### WORK TO BE COMPLETED
In the entries that follow, find the word "text" and report each line it is on.

+++ THE INPUT +++

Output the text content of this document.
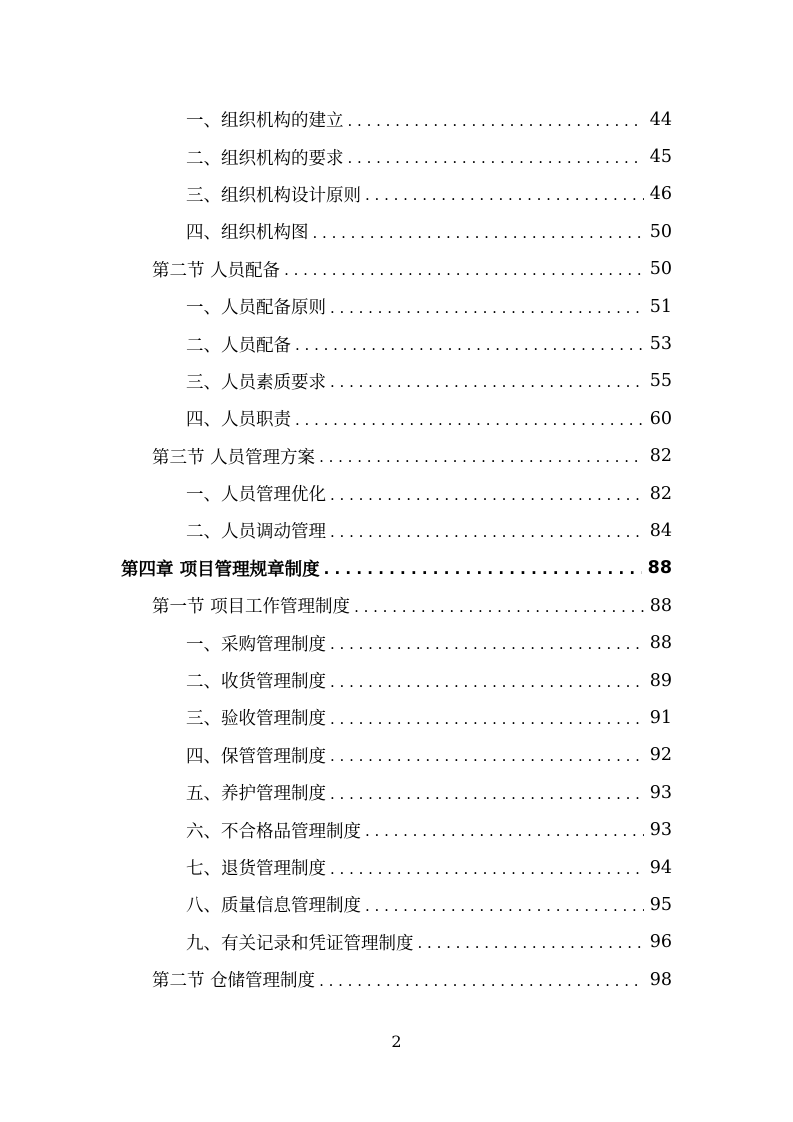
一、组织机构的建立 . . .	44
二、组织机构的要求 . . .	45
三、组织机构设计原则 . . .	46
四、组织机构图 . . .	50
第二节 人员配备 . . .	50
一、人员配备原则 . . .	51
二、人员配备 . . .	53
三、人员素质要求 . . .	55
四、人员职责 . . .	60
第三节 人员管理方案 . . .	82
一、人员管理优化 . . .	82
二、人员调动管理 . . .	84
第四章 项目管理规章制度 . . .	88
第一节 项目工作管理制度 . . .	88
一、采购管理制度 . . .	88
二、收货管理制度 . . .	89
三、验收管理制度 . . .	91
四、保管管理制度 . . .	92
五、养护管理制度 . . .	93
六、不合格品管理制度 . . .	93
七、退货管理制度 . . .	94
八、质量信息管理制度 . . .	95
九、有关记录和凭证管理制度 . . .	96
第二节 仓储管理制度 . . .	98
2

+++
+++ THE INPUT +++

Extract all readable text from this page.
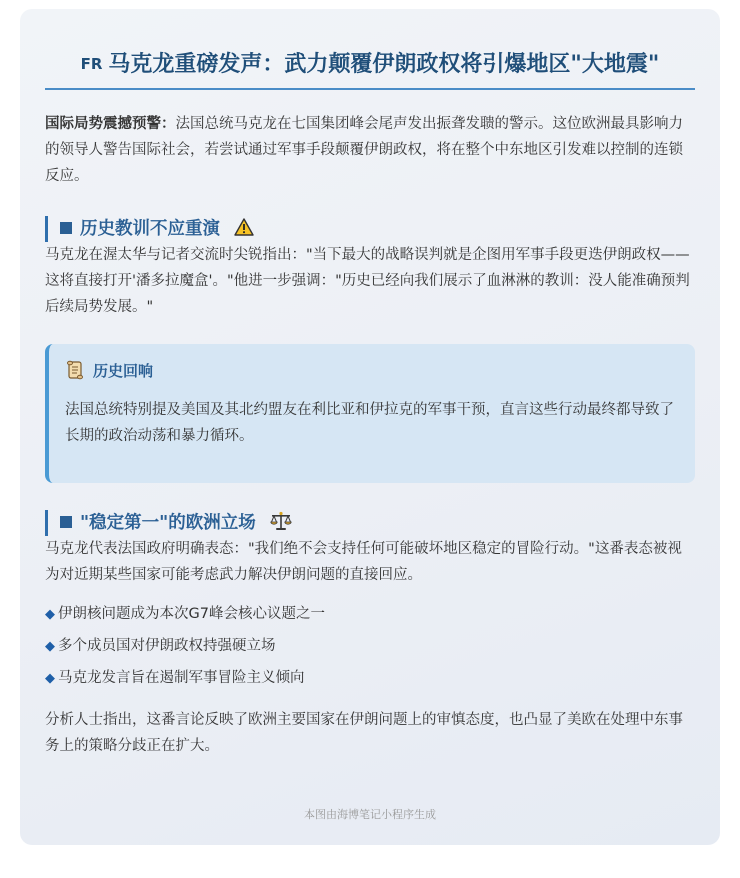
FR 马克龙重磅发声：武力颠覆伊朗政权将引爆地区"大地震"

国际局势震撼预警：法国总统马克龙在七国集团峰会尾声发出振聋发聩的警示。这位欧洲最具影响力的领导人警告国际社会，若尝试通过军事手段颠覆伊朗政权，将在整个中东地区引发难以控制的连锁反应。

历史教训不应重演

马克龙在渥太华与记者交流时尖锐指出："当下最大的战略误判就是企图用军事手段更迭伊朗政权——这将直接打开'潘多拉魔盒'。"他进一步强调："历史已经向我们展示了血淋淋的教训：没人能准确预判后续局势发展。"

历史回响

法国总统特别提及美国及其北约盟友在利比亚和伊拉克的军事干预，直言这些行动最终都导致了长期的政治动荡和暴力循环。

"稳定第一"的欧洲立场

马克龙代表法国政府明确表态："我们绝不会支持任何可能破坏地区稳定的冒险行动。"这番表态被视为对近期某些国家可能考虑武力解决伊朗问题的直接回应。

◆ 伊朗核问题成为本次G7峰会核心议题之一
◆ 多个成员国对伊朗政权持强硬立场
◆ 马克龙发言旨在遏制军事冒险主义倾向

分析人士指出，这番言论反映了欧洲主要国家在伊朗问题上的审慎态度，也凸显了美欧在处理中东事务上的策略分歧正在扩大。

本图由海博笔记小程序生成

+++

### SOLUTION TO THIS PROBLEM
Output the text content of this document.
Extract all readable text from this page.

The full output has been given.